RECORDS SUPPLIED:
- - - - - - -

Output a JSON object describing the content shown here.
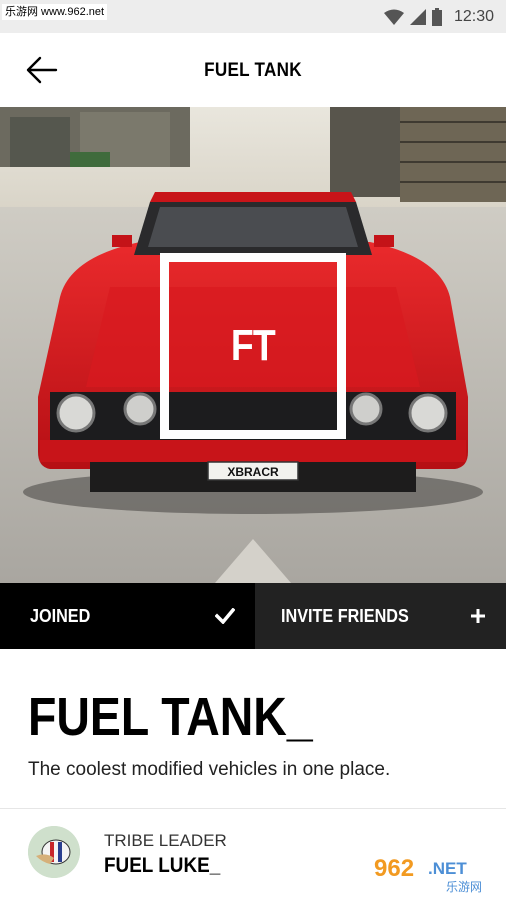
{
  "status_bar": {
    "watermark": "乐游网 www.962.net",
    "time": "12:30",
    "icons": [
      "wifi-icon",
      "signal-icon",
      "battery-icon"
    ]
  },
  "app_bar": {
    "title": "FUEL TANK",
    "back_icon": "arrow-left-icon"
  },
  "hero": {
    "logo_text": "FT",
    "plate_text": "XBRACR"
  },
  "actions": {
    "joined_label": "JOINED",
    "joined_icon": "checkmark-icon",
    "invite_label": "INVITE FRIENDS",
    "invite_icon": "plus-icon"
  },
  "tribe": {
    "name": "FUEL TANK_",
    "description": "The coolest modified vehicles in one place."
  },
  "leader": {
    "role": "TRIBE LEADER",
    "name": "FUEL LUKE_"
  },
  "watermark_bottom": {
    "brand": "962",
    "domain": ".NET",
    "chinese": "乐游网"
  },
  "colors": {
    "car_red": "#d8161c",
    "action_joined_bg": "#000000",
    "action_invite_bg": "#222222",
    "status_bg": "#ededed"
  }
}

- - - - - - -

DO THIS:
Nothing in the entries should change as you copy them, except that the pictures are left out.

TASK OUTPUT:
Output a JSON object describing the content shown here.
{
  "status_bar": {
    "watermark": "乐游网 www.962.net",
    "time": "12:30",
    "icons": [
      "wifi-icon",
      "signal-icon",
      "battery-icon"
    ]
  },
  "app_bar": {
    "title": "FUEL TANK",
    "back_icon": "arrow-left-icon"
  },
  "hero": {
    "logo_text": "FT",
    "plate_text": "XBRACR"
  },
  "actions": {
    "joined_label": "JOINED",
    "joined_icon": "checkmark-icon",
    "invite_label": "INVITE FRIENDS",
    "invite_icon": "plus-icon"
  },
  "tribe": {
    "name": "FUEL TANK_",
    "description": "The coolest modified vehicles in one place."
  },
  "leader": {
    "role": "TRIBE LEADER",
    "name": "FUEL LUKE_"
  },
  "watermark_bottom": {
    "brand": "962",
    "domain": ".NET",
    "chinese": "乐游网"
  },
  "colors": {
    "car_red": "#d8161c",
    "action_joined_bg": "#000000",
    "action_invite_bg": "#222222",
    "status_bg": "#ededed"
  }
}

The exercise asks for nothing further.